[Stored data]
★ ★ ★

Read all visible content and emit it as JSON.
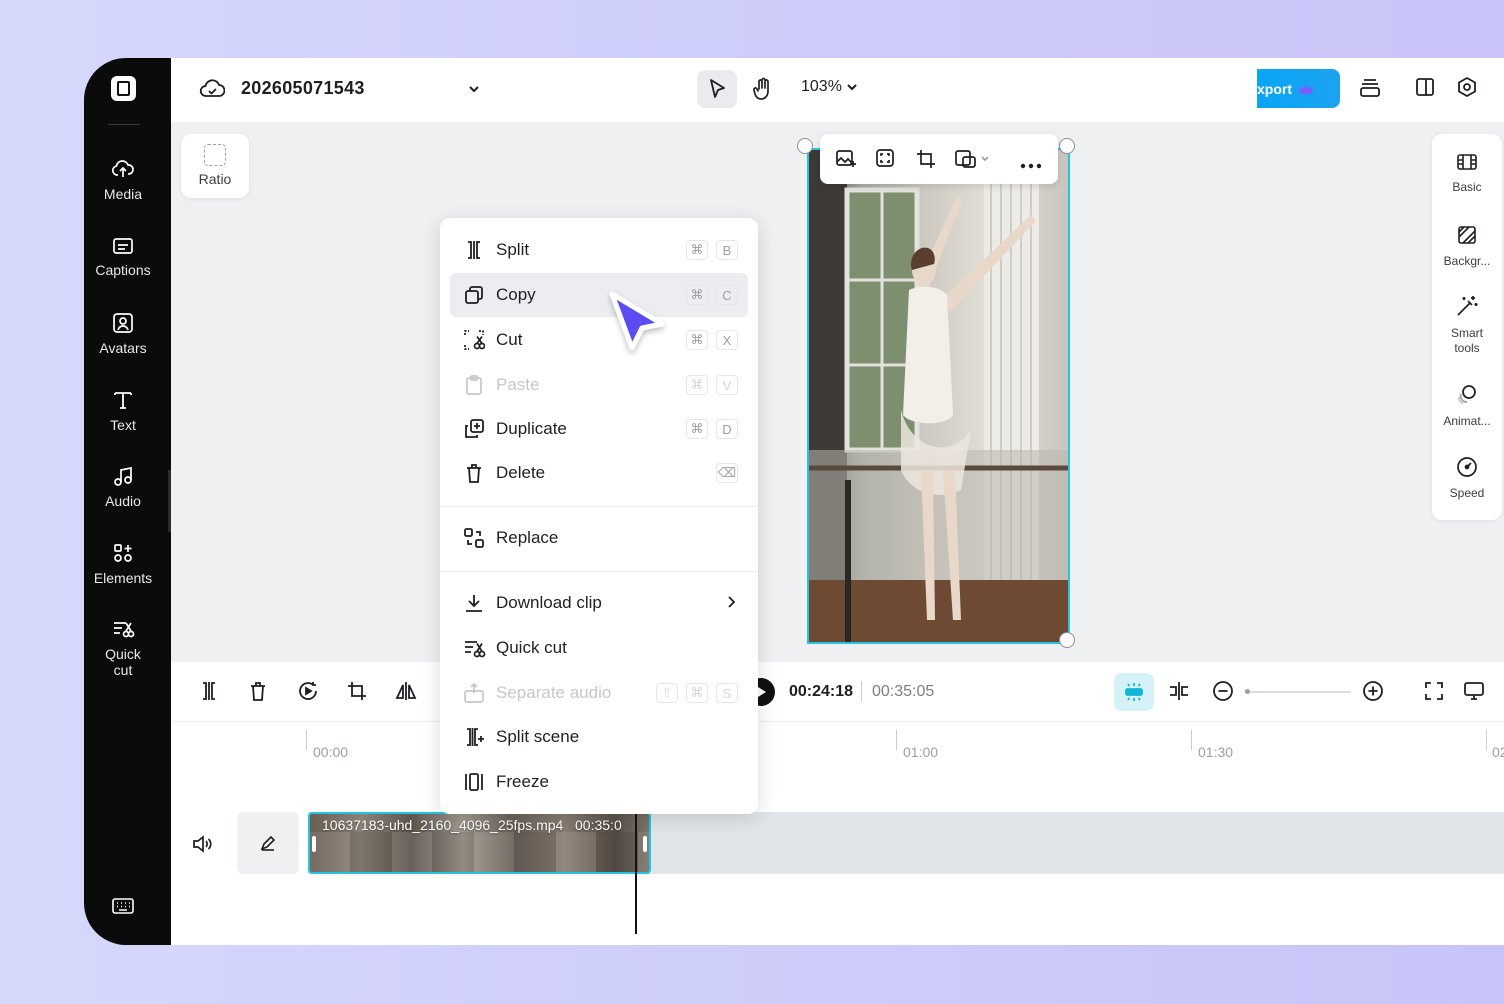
{
  "sidebar": {
    "items": [
      {
        "label": "Media",
        "icon": "cloud-upload-icon"
      },
      {
        "label": "Captions",
        "icon": "captions-icon"
      },
      {
        "label": "Avatars",
        "icon": "avatar-icon"
      },
      {
        "label": "Text",
        "icon": "text-icon"
      },
      {
        "label": "Audio",
        "icon": "music-note-icon"
      },
      {
        "label": "Elements",
        "icon": "elements-icon"
      },
      {
        "label": "Quick",
        "label2": "cut",
        "icon": "quick-cut-icon"
      }
    ]
  },
  "header": {
    "project_name": "202605071543",
    "zoom": "103%",
    "export_label": "xport"
  },
  "canvas": {
    "ratio_label": "Ratio"
  },
  "right_panel": {
    "items": [
      {
        "label": "Basic"
      },
      {
        "label": "Backgr..."
      },
      {
        "label": "Smart",
        "label2": "tools"
      },
      {
        "label": "Animat..."
      },
      {
        "label": "Speed"
      }
    ]
  },
  "context_menu": {
    "items": [
      {
        "label": "Split",
        "keys": [
          "⌘",
          "B"
        ]
      },
      {
        "label": "Copy",
        "keys": [
          "⌘",
          "C"
        ]
      },
      {
        "label": "Cut",
        "keys": [
          "⌘",
          "X"
        ]
      },
      {
        "label": "Paste",
        "keys": [
          "⌘",
          "V"
        ]
      },
      {
        "label": "Duplicate",
        "keys": [
          "⌘",
          "D"
        ]
      },
      {
        "label": "Delete",
        "keys": [
          "⌫"
        ]
      },
      {
        "label": "Replace"
      },
      {
        "label": "Download clip"
      },
      {
        "label": "Quick cut"
      },
      {
        "label": "Separate audio",
        "keys": [
          "⇧",
          "⌘",
          "S"
        ]
      },
      {
        "label": "Split scene"
      },
      {
        "label": "Freeze"
      }
    ]
  },
  "timeline": {
    "current_time": "00:24:18",
    "total_time": "00:35:05",
    "ruler_labels": [
      "00:00",
      "01:00",
      "01:30",
      "02"
    ],
    "clip_name": "10637183-uhd_2160_4096_25fps.mp4",
    "clip_duration": "00:35:0"
  },
  "colors": {
    "accent": "#22c5e6",
    "cursor": "#5b4cf0",
    "export": "#0aa5f5"
  }
}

★ ★ ★

In the records above, collect each line with "icon".

§ Solution
        "icon": "cloud-upload-icon"
        "icon": "captions-icon"
        "icon": "avatar-icon"
        "icon": "text-icon"
        "icon": "music-note-icon"
        "icon": "elements-icon"
        "icon": "quick-cut-icon"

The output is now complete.